Work to be completed: Below are records. Copy every line with "name" in it.

Data shown:
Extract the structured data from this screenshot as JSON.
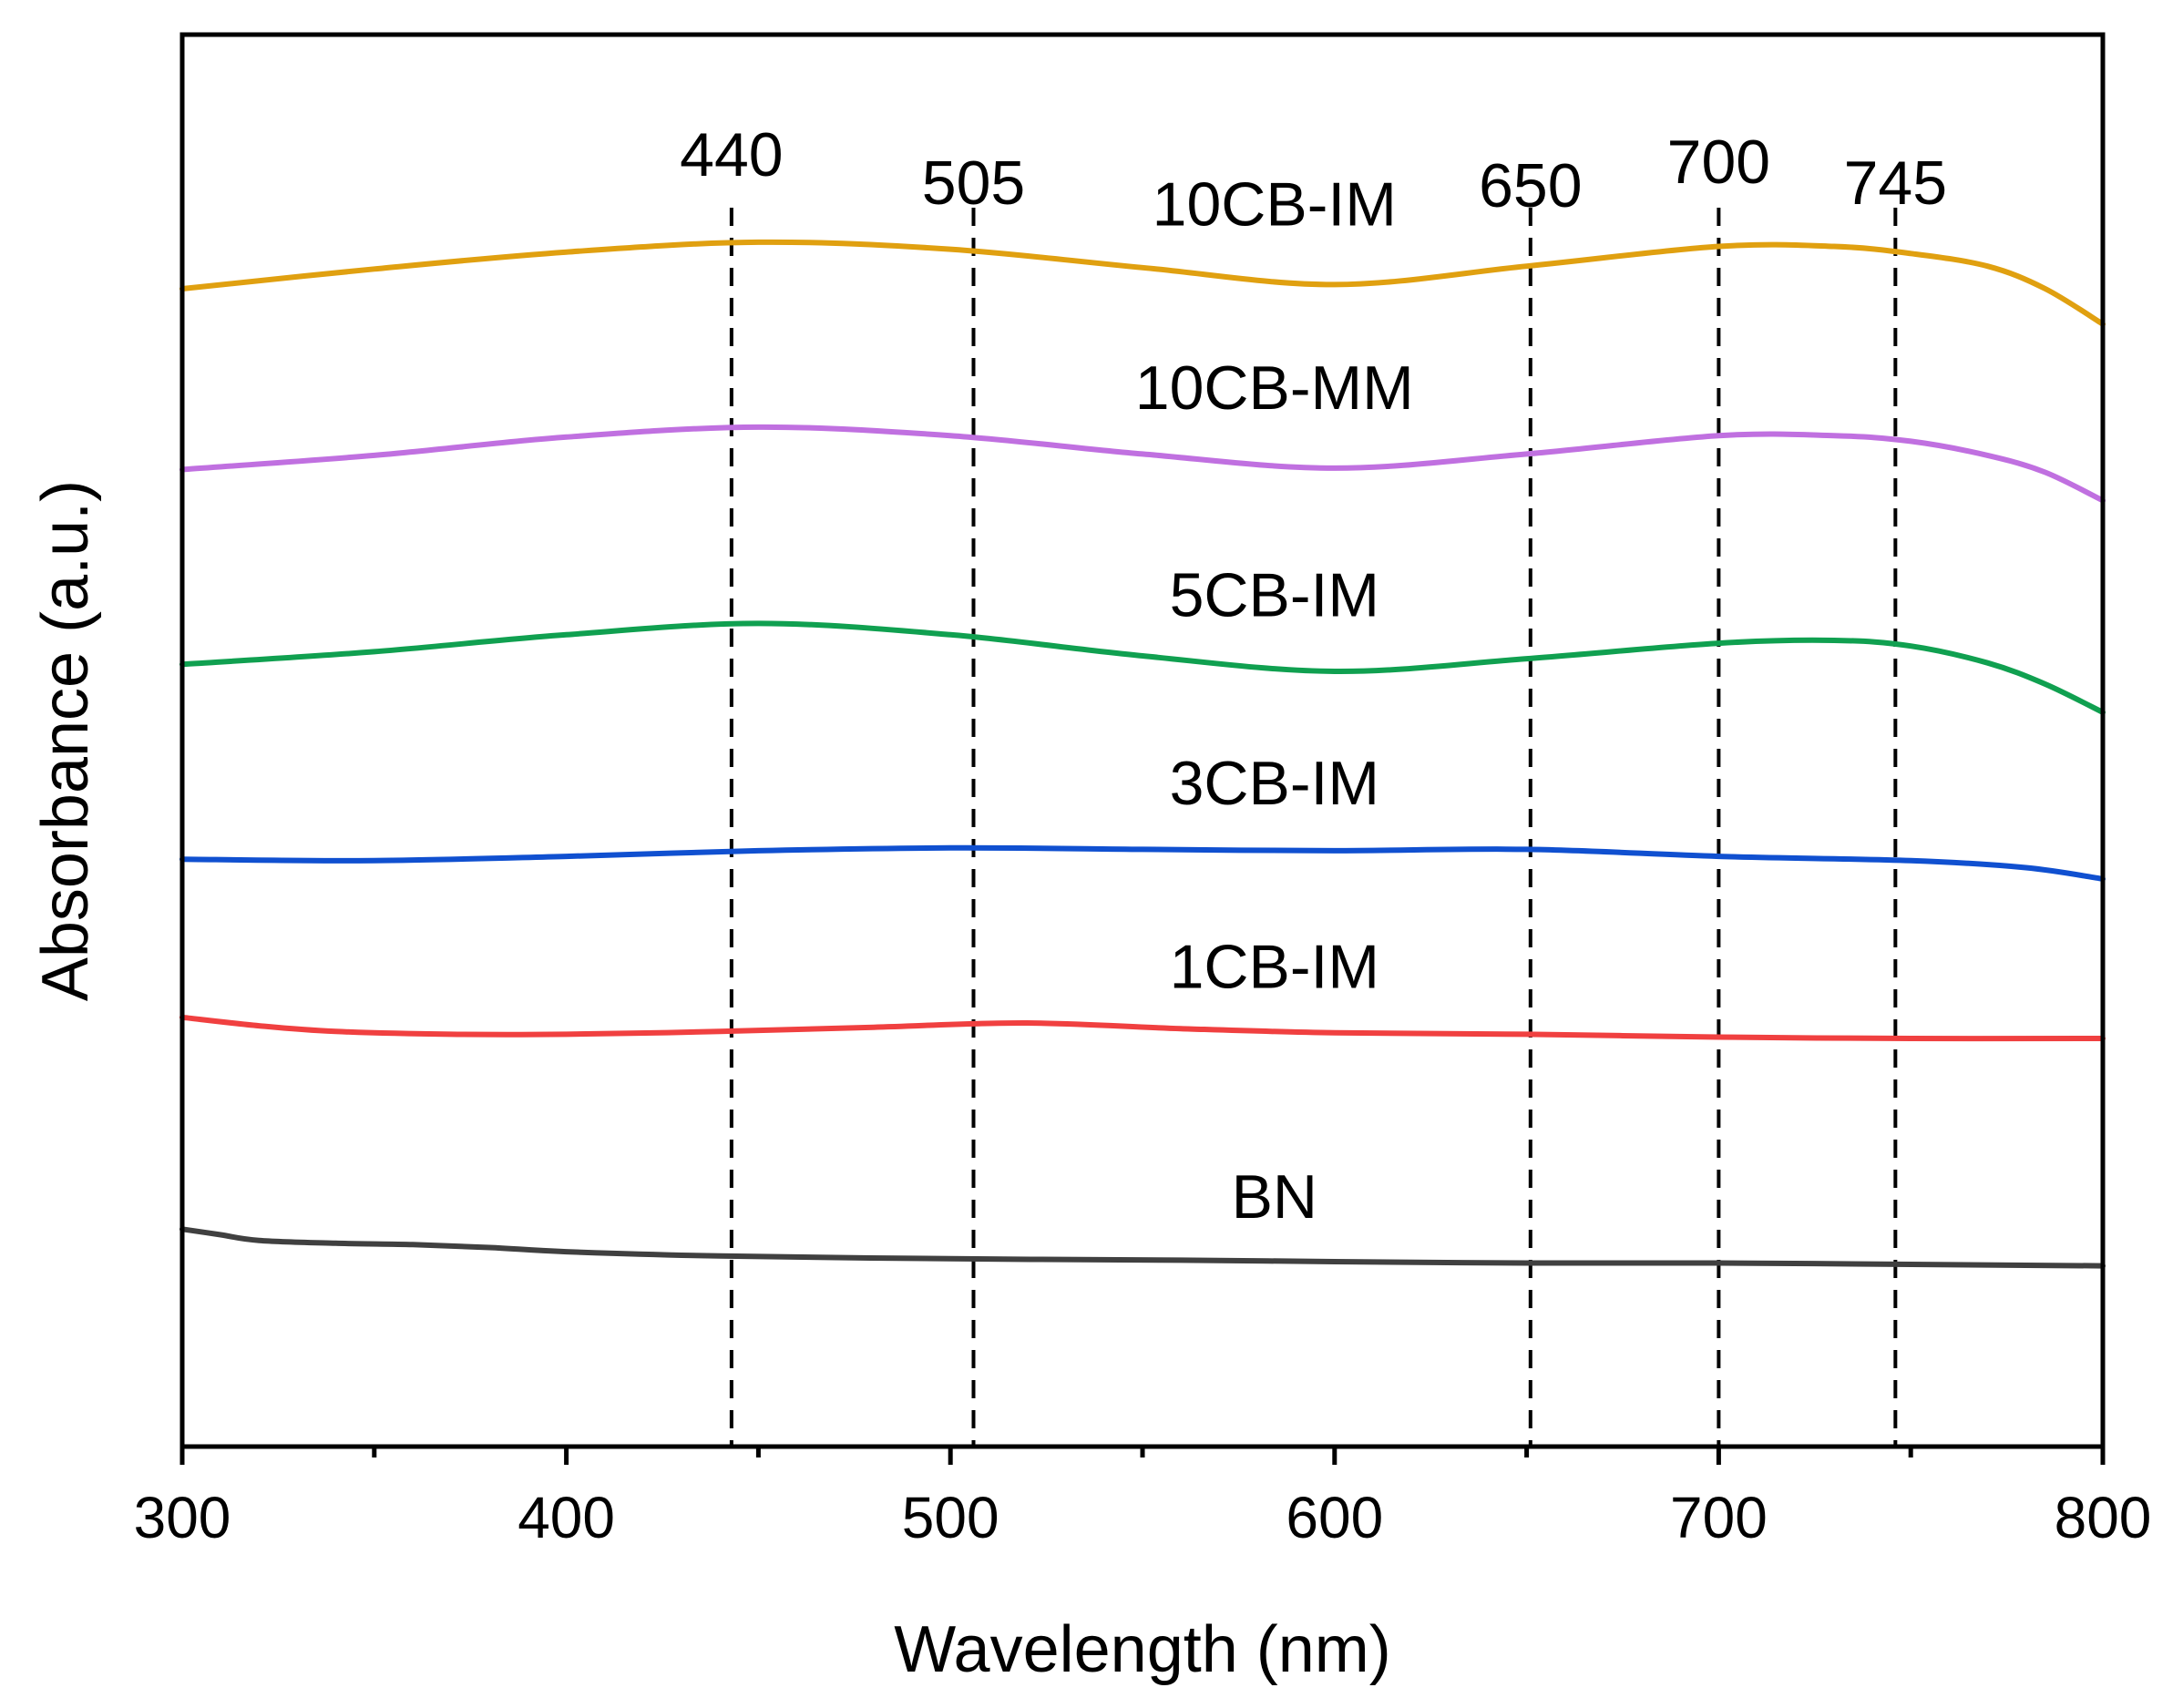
{
  "chart_data": {
    "type": "line",
    "title": "",
    "xlabel": "Wavelength (nm)",
    "ylabel": "Absorbance (a.u.)",
    "xlim": [
      300,
      800
    ],
    "ylim": [
      0,
      1
    ],
    "grid": false,
    "x_ticks": [
      "300",
      "400",
      "500",
      "600",
      "700",
      "800"
    ],
    "x_minor_ticks": [
      350,
      450,
      550,
      650,
      750
    ],
    "y_ticks_shown": false,
    "peak_markers": [
      {
        "x": 443,
        "label": "440",
        "label_level": 0.9
      },
      {
        "x": 506,
        "label": "505",
        "label_level": 0.88
      },
      {
        "x": 651,
        "label": "650",
        "label_level": 0.878
      },
      {
        "x": 700,
        "label": "700",
        "label_level": 0.895
      },
      {
        "x": 746,
        "label": "745",
        "label_level": 0.88
      }
    ],
    "series": [
      {
        "name": "10CB-IM",
        "color": "#E0A010",
        "label_x": 600,
        "label_level": 0.865,
        "points": [
          [
            300,
            0.82
          ],
          [
            350,
            0.834
          ],
          [
            400,
            0.846
          ],
          [
            450,
            0.853
          ],
          [
            500,
            0.848
          ],
          [
            550,
            0.835
          ],
          [
            600,
            0.823
          ],
          [
            650,
            0.836
          ],
          [
            700,
            0.85
          ],
          [
            730,
            0.85
          ],
          [
            750,
            0.845
          ],
          [
            770,
            0.836
          ],
          [
            785,
            0.82
          ],
          [
            800,
            0.795
          ]
        ]
      },
      {
        "name": "10CB-MM",
        "color": "#C070E0",
        "label_x": 600,
        "label_level": 0.735,
        "points": [
          [
            300,
            0.692
          ],
          [
            350,
            0.702
          ],
          [
            400,
            0.715
          ],
          [
            450,
            0.722
          ],
          [
            500,
            0.716
          ],
          [
            550,
            0.703
          ],
          [
            600,
            0.693
          ],
          [
            650,
            0.703
          ],
          [
            700,
            0.716
          ],
          [
            730,
            0.716
          ],
          [
            750,
            0.712
          ],
          [
            770,
            0.702
          ],
          [
            785,
            0.69
          ],
          [
            800,
            0.67
          ]
        ]
      },
      {
        "name": "5CB-IM",
        "color": "#10A050",
        "label_x": 600,
        "label_level": 0.588,
        "points": [
          [
            300,
            0.554
          ],
          [
            350,
            0.563
          ],
          [
            400,
            0.575
          ],
          [
            450,
            0.583
          ],
          [
            500,
            0.575
          ],
          [
            550,
            0.56
          ],
          [
            600,
            0.549
          ],
          [
            650,
            0.558
          ],
          [
            700,
            0.569
          ],
          [
            730,
            0.571
          ],
          [
            750,
            0.567
          ],
          [
            770,
            0.555
          ],
          [
            785,
            0.54
          ],
          [
            800,
            0.52
          ]
        ]
      },
      {
        "name": "3CB-IM",
        "color": "#1050D0",
        "label_x": 600,
        "label_level": 0.455,
        "points": [
          [
            300,
            0.416
          ],
          [
            350,
            0.415
          ],
          [
            400,
            0.418
          ],
          [
            450,
            0.422
          ],
          [
            500,
            0.424
          ],
          [
            550,
            0.423
          ],
          [
            600,
            0.422
          ],
          [
            650,
            0.423
          ],
          [
            700,
            0.418
          ],
          [
            750,
            0.415
          ],
          [
            780,
            0.41
          ],
          [
            800,
            0.402
          ]
        ]
      },
      {
        "name": "1CB-IM",
        "color": "#F04040",
        "label_x": 600,
        "label_level": 0.325,
        "points": [
          [
            300,
            0.304
          ],
          [
            320,
            0.298
          ],
          [
            340,
            0.294
          ],
          [
            370,
            0.292
          ],
          [
            400,
            0.292
          ],
          [
            440,
            0.294
          ],
          [
            480,
            0.297
          ],
          [
            520,
            0.3
          ],
          [
            560,
            0.296
          ],
          [
            600,
            0.293
          ],
          [
            650,
            0.292
          ],
          [
            700,
            0.29
          ],
          [
            750,
            0.289
          ],
          [
            800,
            0.289
          ]
        ]
      },
      {
        "name": "BN",
        "color": "#404040",
        "label_x": 600,
        "label_level": 0.162,
        "points": [
          [
            300,
            0.154
          ],
          [
            310,
            0.15
          ],
          [
            320,
            0.146
          ],
          [
            340,
            0.144
          ],
          [
            360,
            0.143
          ],
          [
            380,
            0.141
          ],
          [
            400,
            0.138
          ],
          [
            440,
            0.135
          ],
          [
            500,
            0.133
          ],
          [
            560,
            0.132
          ],
          [
            600,
            0.131
          ],
          [
            650,
            0.13
          ],
          [
            700,
            0.13
          ],
          [
            750,
            0.129
          ],
          [
            800,
            0.128
          ]
        ]
      }
    ]
  }
}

Final result:
        "name": "10CB-IM",
        "name": "10CB-MM",
        "name": "5CB-IM",
        "name": "3CB-IM",
        "name": "1CB-IM",
        "name": "BN",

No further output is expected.